The data must be written out once more, precisely as given.

DATASET ROWS —

————

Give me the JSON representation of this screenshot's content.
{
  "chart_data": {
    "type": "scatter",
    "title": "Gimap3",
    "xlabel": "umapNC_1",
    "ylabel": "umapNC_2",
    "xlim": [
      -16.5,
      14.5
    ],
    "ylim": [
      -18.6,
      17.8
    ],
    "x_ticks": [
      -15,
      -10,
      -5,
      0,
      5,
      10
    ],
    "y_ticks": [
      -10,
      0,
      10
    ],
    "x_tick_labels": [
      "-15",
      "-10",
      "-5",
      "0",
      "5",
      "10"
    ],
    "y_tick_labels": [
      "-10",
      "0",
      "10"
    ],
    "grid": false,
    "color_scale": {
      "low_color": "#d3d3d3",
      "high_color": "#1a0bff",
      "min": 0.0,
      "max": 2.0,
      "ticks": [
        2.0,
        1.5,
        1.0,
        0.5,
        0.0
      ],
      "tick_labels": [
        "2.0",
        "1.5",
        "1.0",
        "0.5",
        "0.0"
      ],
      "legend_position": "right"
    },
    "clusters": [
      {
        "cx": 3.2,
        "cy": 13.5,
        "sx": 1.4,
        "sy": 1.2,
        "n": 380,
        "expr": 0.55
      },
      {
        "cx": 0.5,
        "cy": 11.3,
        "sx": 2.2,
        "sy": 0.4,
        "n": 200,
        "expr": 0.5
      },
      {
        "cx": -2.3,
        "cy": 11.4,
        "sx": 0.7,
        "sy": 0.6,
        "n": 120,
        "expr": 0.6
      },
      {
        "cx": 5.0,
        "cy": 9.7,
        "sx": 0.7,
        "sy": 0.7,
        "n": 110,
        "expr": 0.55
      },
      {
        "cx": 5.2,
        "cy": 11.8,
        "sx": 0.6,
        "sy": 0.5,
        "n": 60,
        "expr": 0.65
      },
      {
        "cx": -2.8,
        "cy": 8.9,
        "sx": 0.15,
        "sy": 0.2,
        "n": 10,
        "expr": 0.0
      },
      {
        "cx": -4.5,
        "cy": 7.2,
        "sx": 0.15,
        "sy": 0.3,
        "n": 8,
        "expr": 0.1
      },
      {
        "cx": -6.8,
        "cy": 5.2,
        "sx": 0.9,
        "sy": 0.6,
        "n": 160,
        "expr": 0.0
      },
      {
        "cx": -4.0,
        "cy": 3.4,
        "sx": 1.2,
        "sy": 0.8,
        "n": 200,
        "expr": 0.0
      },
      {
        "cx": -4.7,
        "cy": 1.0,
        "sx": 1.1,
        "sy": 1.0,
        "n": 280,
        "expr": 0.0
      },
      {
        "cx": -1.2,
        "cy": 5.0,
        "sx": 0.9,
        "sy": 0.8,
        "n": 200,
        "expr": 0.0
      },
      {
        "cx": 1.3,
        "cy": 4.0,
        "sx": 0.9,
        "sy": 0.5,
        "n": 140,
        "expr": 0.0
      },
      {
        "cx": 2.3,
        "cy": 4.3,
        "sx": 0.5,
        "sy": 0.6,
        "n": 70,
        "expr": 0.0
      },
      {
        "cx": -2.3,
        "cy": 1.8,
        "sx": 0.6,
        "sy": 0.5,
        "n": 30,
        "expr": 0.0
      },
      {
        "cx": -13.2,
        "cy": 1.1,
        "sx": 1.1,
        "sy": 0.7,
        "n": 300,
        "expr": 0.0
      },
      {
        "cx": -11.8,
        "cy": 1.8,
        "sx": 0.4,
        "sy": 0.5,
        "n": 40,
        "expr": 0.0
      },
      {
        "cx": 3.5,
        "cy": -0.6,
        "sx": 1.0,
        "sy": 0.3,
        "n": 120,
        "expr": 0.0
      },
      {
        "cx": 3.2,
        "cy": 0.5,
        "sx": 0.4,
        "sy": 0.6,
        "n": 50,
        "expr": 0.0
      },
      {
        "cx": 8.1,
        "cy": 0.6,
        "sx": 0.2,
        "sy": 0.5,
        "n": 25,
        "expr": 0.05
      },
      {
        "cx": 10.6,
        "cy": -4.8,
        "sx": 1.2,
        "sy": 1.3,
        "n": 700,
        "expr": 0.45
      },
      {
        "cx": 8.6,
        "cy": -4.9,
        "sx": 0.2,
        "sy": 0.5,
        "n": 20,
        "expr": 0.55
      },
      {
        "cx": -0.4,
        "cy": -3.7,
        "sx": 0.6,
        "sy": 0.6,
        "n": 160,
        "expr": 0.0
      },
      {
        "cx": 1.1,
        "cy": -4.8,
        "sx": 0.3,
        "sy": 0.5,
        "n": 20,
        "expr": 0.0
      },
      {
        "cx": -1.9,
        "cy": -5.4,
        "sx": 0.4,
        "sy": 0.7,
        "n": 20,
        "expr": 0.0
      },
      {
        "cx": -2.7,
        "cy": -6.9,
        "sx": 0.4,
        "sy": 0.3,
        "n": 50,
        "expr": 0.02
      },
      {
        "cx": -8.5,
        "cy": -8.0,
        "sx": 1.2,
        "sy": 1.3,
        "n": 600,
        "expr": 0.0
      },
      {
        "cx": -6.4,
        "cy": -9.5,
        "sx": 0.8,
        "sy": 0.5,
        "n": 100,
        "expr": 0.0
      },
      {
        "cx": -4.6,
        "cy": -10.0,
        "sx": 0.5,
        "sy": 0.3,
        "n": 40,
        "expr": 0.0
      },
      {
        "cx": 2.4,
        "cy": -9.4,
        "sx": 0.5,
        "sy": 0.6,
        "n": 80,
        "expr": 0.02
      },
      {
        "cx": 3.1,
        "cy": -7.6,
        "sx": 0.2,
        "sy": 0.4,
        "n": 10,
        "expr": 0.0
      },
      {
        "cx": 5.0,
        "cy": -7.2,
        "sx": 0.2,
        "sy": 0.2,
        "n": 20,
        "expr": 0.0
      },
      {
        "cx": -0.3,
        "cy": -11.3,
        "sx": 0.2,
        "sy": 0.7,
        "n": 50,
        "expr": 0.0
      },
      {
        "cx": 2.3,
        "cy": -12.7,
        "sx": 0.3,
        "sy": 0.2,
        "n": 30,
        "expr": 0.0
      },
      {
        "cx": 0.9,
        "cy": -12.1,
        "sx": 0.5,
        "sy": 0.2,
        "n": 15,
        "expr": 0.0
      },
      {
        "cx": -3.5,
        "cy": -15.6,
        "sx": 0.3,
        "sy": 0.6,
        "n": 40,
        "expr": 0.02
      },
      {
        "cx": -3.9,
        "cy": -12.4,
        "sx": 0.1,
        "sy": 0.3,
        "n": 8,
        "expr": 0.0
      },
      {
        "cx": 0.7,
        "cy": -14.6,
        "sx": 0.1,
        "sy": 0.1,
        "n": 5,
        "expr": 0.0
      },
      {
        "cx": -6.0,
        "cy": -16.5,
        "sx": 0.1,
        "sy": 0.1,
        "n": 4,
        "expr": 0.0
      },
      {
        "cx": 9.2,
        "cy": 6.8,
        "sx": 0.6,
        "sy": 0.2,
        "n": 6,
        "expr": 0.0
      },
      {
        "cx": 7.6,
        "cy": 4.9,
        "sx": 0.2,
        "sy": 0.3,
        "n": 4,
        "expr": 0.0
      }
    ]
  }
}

————

CORRECT RESPONSE —
Give me the JSON representation of this screenshot's content.
{
  "chart_data": {
    "type": "scatter",
    "title": "Gimap3",
    "xlabel": "umapNC_1",
    "ylabel": "umapNC_2",
    "xlim": [
      -16.5,
      14.5
    ],
    "ylim": [
      -18.6,
      17.8
    ],
    "x_ticks": [
      -15,
      -10,
      -5,
      0,
      5,
      10
    ],
    "y_ticks": [
      -10,
      0,
      10
    ],
    "x_tick_labels": [
      "-15",
      "-10",
      "-5",
      "0",
      "5",
      "10"
    ],
    "y_tick_labels": [
      "-10",
      "0",
      "10"
    ],
    "grid": false,
    "color_scale": {
      "low_color": "#d3d3d3",
      "high_color": "#1a0bff",
      "min": 0.0,
      "max": 2.0,
      "ticks": [
        2.0,
        1.5,
        1.0,
        0.5,
        0.0
      ],
      "tick_labels": [
        "2.0",
        "1.5",
        "1.0",
        "0.5",
        "0.0"
      ],
      "legend_position": "right"
    },
    "clusters": [
      {
        "cx": 3.2,
        "cy": 13.5,
        "sx": 1.4,
        "sy": 1.2,
        "n": 380,
        "expr": 0.55
      },
      {
        "cx": 0.5,
        "cy": 11.3,
        "sx": 2.2,
        "sy": 0.4,
        "n": 200,
        "expr": 0.5
      },
      {
        "cx": -2.3,
        "cy": 11.4,
        "sx": 0.7,
        "sy": 0.6,
        "n": 120,
        "expr": 0.6
      },
      {
        "cx": 5.0,
        "cy": 9.7,
        "sx": 0.7,
        "sy": 0.7,
        "n": 110,
        "expr": 0.55
      },
      {
        "cx": 5.2,
        "cy": 11.8,
        "sx": 0.6,
        "sy": 0.5,
        "n": 60,
        "expr": 0.65
      },
      {
        "cx": -2.8,
        "cy": 8.9,
        "sx": 0.15,
        "sy": 0.2,
        "n": 10,
        "expr": 0.0
      },
      {
        "cx": -4.5,
        "cy": 7.2,
        "sx": 0.15,
        "sy": 0.3,
        "n": 8,
        "expr": 0.1
      },
      {
        "cx": -6.8,
        "cy": 5.2,
        "sx": 0.9,
        "sy": 0.6,
        "n": 160,
        "expr": 0.0
      },
      {
        "cx": -4.0,
        "cy": 3.4,
        "sx": 1.2,
        "sy": 0.8,
        "n": 200,
        "expr": 0.0
      },
      {
        "cx": -4.7,
        "cy": 1.0,
        "sx": 1.1,
        "sy": 1.0,
        "n": 280,
        "expr": 0.0
      },
      {
        "cx": -1.2,
        "cy": 5.0,
        "sx": 0.9,
        "sy": 0.8,
        "n": 200,
        "expr": 0.0
      },
      {
        "cx": 1.3,
        "cy": 4.0,
        "sx": 0.9,
        "sy": 0.5,
        "n": 140,
        "expr": 0.0
      },
      {
        "cx": 2.3,
        "cy": 4.3,
        "sx": 0.5,
        "sy": 0.6,
        "n": 70,
        "expr": 0.0
      },
      {
        "cx": -2.3,
        "cy": 1.8,
        "sx": 0.6,
        "sy": 0.5,
        "n": 30,
        "expr": 0.0
      },
      {
        "cx": -13.2,
        "cy": 1.1,
        "sx": 1.1,
        "sy": 0.7,
        "n": 300,
        "expr": 0.0
      },
      {
        "cx": -11.8,
        "cy": 1.8,
        "sx": 0.4,
        "sy": 0.5,
        "n": 40,
        "expr": 0.0
      },
      {
        "cx": 3.5,
        "cy": -0.6,
        "sx": 1.0,
        "sy": 0.3,
        "n": 120,
        "expr": 0.0
      },
      {
        "cx": 3.2,
        "cy": 0.5,
        "sx": 0.4,
        "sy": 0.6,
        "n": 50,
        "expr": 0.0
      },
      {
        "cx": 8.1,
        "cy": 0.6,
        "sx": 0.2,
        "sy": 0.5,
        "n": 25,
        "expr": 0.05
      },
      {
        "cx": 10.6,
        "cy": -4.8,
        "sx": 1.2,
        "sy": 1.3,
        "n": 700,
        "expr": 0.45
      },
      {
        "cx": 8.6,
        "cy": -4.9,
        "sx": 0.2,
        "sy": 0.5,
        "n": 20,
        "expr": 0.55
      },
      {
        "cx": -0.4,
        "cy": -3.7,
        "sx": 0.6,
        "sy": 0.6,
        "n": 160,
        "expr": 0.0
      },
      {
        "cx": 1.1,
        "cy": -4.8,
        "sx": 0.3,
        "sy": 0.5,
        "n": 20,
        "expr": 0.0
      },
      {
        "cx": -1.9,
        "cy": -5.4,
        "sx": 0.4,
        "sy": 0.7,
        "n": 20,
        "expr": 0.0
      },
      {
        "cx": -2.7,
        "cy": -6.9,
        "sx": 0.4,
        "sy": 0.3,
        "n": 50,
        "expr": 0.02
      },
      {
        "cx": -8.5,
        "cy": -8.0,
        "sx": 1.2,
        "sy": 1.3,
        "n": 600,
        "expr": 0.0
      },
      {
        "cx": -6.4,
        "cy": -9.5,
        "sx": 0.8,
        "sy": 0.5,
        "n": 100,
        "expr": 0.0
      },
      {
        "cx": -4.6,
        "cy": -10.0,
        "sx": 0.5,
        "sy": 0.3,
        "n": 40,
        "expr": 0.0
      },
      {
        "cx": 2.4,
        "cy": -9.4,
        "sx": 0.5,
        "sy": 0.6,
        "n": 80,
        "expr": 0.02
      },
      {
        "cx": 3.1,
        "cy": -7.6,
        "sx": 0.2,
        "sy": 0.4,
        "n": 10,
        "expr": 0.0
      },
      {
        "cx": 5.0,
        "cy": -7.2,
        "sx": 0.2,
        "sy": 0.2,
        "n": 20,
        "expr": 0.0
      },
      {
        "cx": -0.3,
        "cy": -11.3,
        "sx": 0.2,
        "sy": 0.7,
        "n": 50,
        "expr": 0.0
      },
      {
        "cx": 2.3,
        "cy": -12.7,
        "sx": 0.3,
        "sy": 0.2,
        "n": 30,
        "expr": 0.0
      },
      {
        "cx": 0.9,
        "cy": -12.1,
        "sx": 0.5,
        "sy": 0.2,
        "n": 15,
        "expr": 0.0
      },
      {
        "cx": -3.5,
        "cy": -15.6,
        "sx": 0.3,
        "sy": 0.6,
        "n": 40,
        "expr": 0.02
      },
      {
        "cx": -3.9,
        "cy": -12.4,
        "sx": 0.1,
        "sy": 0.3,
        "n": 8,
        "expr": 0.0
      },
      {
        "cx": 0.7,
        "cy": -14.6,
        "sx": 0.1,
        "sy": 0.1,
        "n": 5,
        "expr": 0.0
      },
      {
        "cx": -6.0,
        "cy": -16.5,
        "sx": 0.1,
        "sy": 0.1,
        "n": 4,
        "expr": 0.0
      },
      {
        "cx": 9.2,
        "cy": 6.8,
        "sx": 0.6,
        "sy": 0.2,
        "n": 6,
        "expr": 0.0
      },
      {
        "cx": 7.6,
        "cy": 4.9,
        "sx": 0.2,
        "sy": 0.3,
        "n": 4,
        "expr": 0.0
      }
    ]
  }
}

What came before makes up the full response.